■ **EXERCISE DIRECTIONS**: Retype the records below word for word and omit any image.

■ **MATERIAL FOR THE TASK**:
-- START --
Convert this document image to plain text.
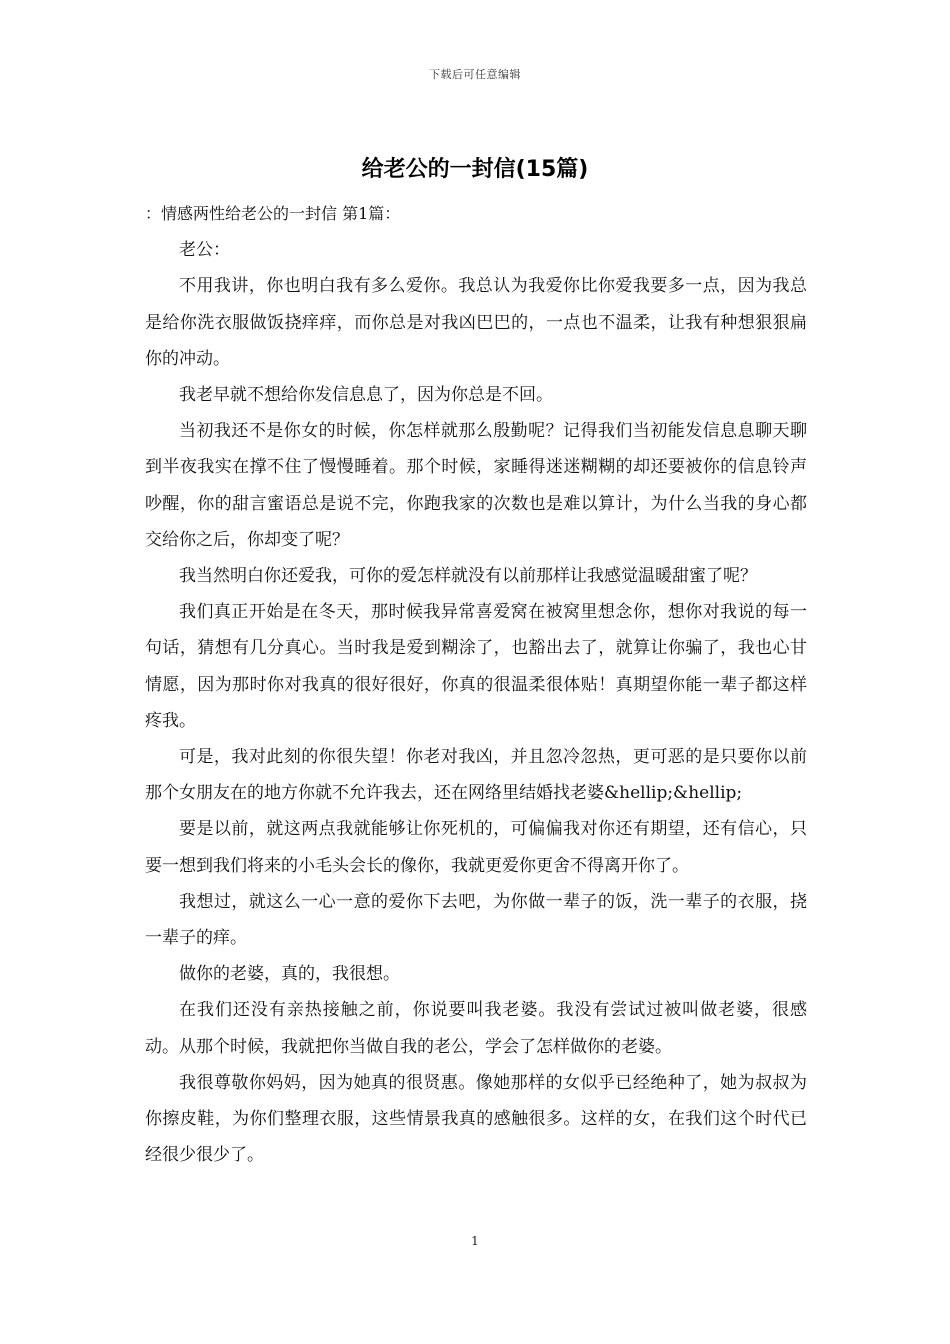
下载后可任意编辑
给老公的一封信(15篇)

：情感两性给老公的一封信 第1篇：

老公：

不用我讲，你也明白我有多么爱你。我总认为我爱你比你爱我要多一点，因为我总是给你洗衣服做饭挠痒痒，而你总是对我凶巴巴的，一点也不温柔，让我有种想狠狠扁你的冲动。

我老早就不想给你发信息息了，因为你总是不回。

当初我还不是你女的时候，你怎样就那么殷勤呢？记得我们当初能发信息息聊天聊到半夜我实在撑不住了慢慢睡着。那个时候，家睡得迷迷糊糊的却还要被你的信息铃声吵醒，你的甜言蜜语总是说不完，你跑我家的次数也是难以算计，为什么当我的身心都交给你之后，你却变了呢？

我当然明白你还爱我，可你的爱怎样就没有以前那样让我感觉温暖甜蜜了呢？

我们真正开始是在冬天，那时候我异常喜爱窝在被窝里想念你，想你对我说的每一句话，猜想有几分真心。当时我是爱到糊涂了，也豁出去了，就算让你骗了，我也心甘情愿，因为那时你对我真的很好很好，你真的很温柔很体贴！真期望你能一辈子都这样疼我。

可是，我对此刻的你很失望！你老对我凶，并且忽冷忽热，更可恶的是只要你以前那个女朋友在的地方你就不允许我去，还在网络里结婚找老婆&hellip;&hellip;

要是以前，就这两点我就能够让你死机的，可偏偏我对你还有期望，还有信心，只要一想到我们将来的小毛头会长的像你，我就更爱你更舍不得离开你了。

我想过，就这么一心一意的爱你下去吧，为你做一辈子的饭，洗一辈子的衣服，挠一辈子的痒。

做你的老婆，真的，我很想。

在我们还没有亲热接触之前，你说要叫我老婆。我没有尝试过被叫做老婆，很感动。从那个时候，我就把你当做自我的老公，学会了怎样做你的老婆。

我很尊敬你妈妈，因为她真的很贤惠。像她那样的女似乎已经绝种了，她为叔叔为你擦皮鞋，为你们整理衣服，这些情景我真的感触很多。这样的女，在我们这个时代已经很少很少了。

1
-- END --
■ **EXERCISE RESULT**:
Convert this document image to plain text.
下载后可任意编辑
给老公的一封信(15篇)

：情感两性给老公的一封信 第1篇：

老公：

不用我讲，你也明白我有多么爱你。我总认为我爱你比你爱我要多一点，因为我总是给你洗衣服做饭挠痒痒，而你总是对我凶巴巴的，一点也不温柔，让我有种想狠狠扁你的冲动。

我老早就不想给你发信息息了，因为你总是不回。

当初我还不是你女的时候，你怎样就那么殷勤呢？记得我们当初能发信息息聊天聊到半夜我实在撑不住了慢慢睡着。那个时候，家睡得迷迷糊糊的却还要被你的信息铃声吵醒，你的甜言蜜语总是说不完，你跑我家的次数也是难以算计，为什么当我的身心都交给你之后，你却变了呢？

我当然明白你还爱我，可你的爱怎样就没有以前那样让我感觉温暖甜蜜了呢？

我们真正开始是在冬天，那时候我异常喜爱窝在被窝里想念你，想你对我说的每一句话，猜想有几分真心。当时我是爱到糊涂了，也豁出去了，就算让你骗了，我也心甘情愿，因为那时你对我真的很好很好，你真的很温柔很体贴！真期望你能一辈子都这样疼我。

可是，我对此刻的你很失望！你老对我凶，并且忽冷忽热，更可恶的是只要你以前那个女朋友在的地方你就不允许我去，还在网络里结婚找老婆&hellip;&hellip;

要是以前，就这两点我就能够让你死机的，可偏偏我对你还有期望，还有信心，只要一想到我们将来的小毛头会长的像你，我就更爱你更舍不得离开你了。

我想过，就这么一心一意的爱你下去吧，为你做一辈子的饭，洗一辈子的衣服，挠一辈子的痒。

做你的老婆，真的，我很想。

在我们还没有亲热接触之前，你说要叫我老婆。我没有尝试过被叫做老婆，很感动。从那个时候，我就把你当做自我的老公，学会了怎样做你的老婆。

我很尊敬你妈妈，因为她真的很贤惠。像她那样的女似乎已经绝种了，她为叔叔为你擦皮鞋，为你们整理衣服，这些情景我真的感触很多。这样的女，在我们这个时代已经很少很少了。

1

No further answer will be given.